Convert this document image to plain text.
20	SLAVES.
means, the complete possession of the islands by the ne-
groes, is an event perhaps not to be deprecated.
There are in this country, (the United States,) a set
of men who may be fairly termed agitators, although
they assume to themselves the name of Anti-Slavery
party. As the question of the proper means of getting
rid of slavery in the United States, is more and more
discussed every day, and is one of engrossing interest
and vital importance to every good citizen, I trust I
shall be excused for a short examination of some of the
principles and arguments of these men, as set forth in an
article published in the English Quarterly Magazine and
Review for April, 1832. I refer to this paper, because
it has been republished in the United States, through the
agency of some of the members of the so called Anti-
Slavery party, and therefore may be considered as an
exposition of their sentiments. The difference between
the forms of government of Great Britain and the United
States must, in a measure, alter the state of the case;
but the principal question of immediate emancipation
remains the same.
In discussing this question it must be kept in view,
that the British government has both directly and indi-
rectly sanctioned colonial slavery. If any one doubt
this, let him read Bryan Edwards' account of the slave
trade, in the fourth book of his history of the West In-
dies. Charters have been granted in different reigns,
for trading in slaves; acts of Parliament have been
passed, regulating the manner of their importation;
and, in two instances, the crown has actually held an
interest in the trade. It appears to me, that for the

________________________________________

The listing above must be transcribed exactly, line by line.

Convert this document image to plain text.
20	SLAVES.
means, the complete possession of the islands by the ne-
groes, is an event perhaps not to be deprecated.
There are in this country, (the United States,) a set
of men who may be fairly termed agitators, although
they assume to themselves the name of Anti-Slavery
party. As the question of the proper means of getting
rid of slavery in the United States, is more and more
discussed every day, and is one of engrossing interest
and vital importance to every good citizen, I trust I
shall be excused for a short examination of some of the
principles and arguments of these men, as set forth in an
article published in the English Quarterly Magazine and
Review for April, 1832. I refer to this paper, because
it has been republished in the United States, through the
agency of some of the members of the so called Anti-
Slavery party, and therefore may be considered as an
exposition of their sentiments. The difference between
the forms of government of Great Britain and the United
States must, in a measure, alter the state of the case;
but the principal question of immediate emancipation
remains the same.
In discussing this question it must be kept in view,
that the British government has both directly and indi-
rectly sanctioned colonial slavery. If any one doubt
this, let him read Bryan Edwards' account of the slave
trade, in the fourth book of his history of the West In-
dies. Charters have been granted in different reigns,
for trading in slaves; acts of Parliament have been
passed, regulating the manner of their importation;
and, in two instances, the crown has actually held an
interest in the trade. It appears to me, that for the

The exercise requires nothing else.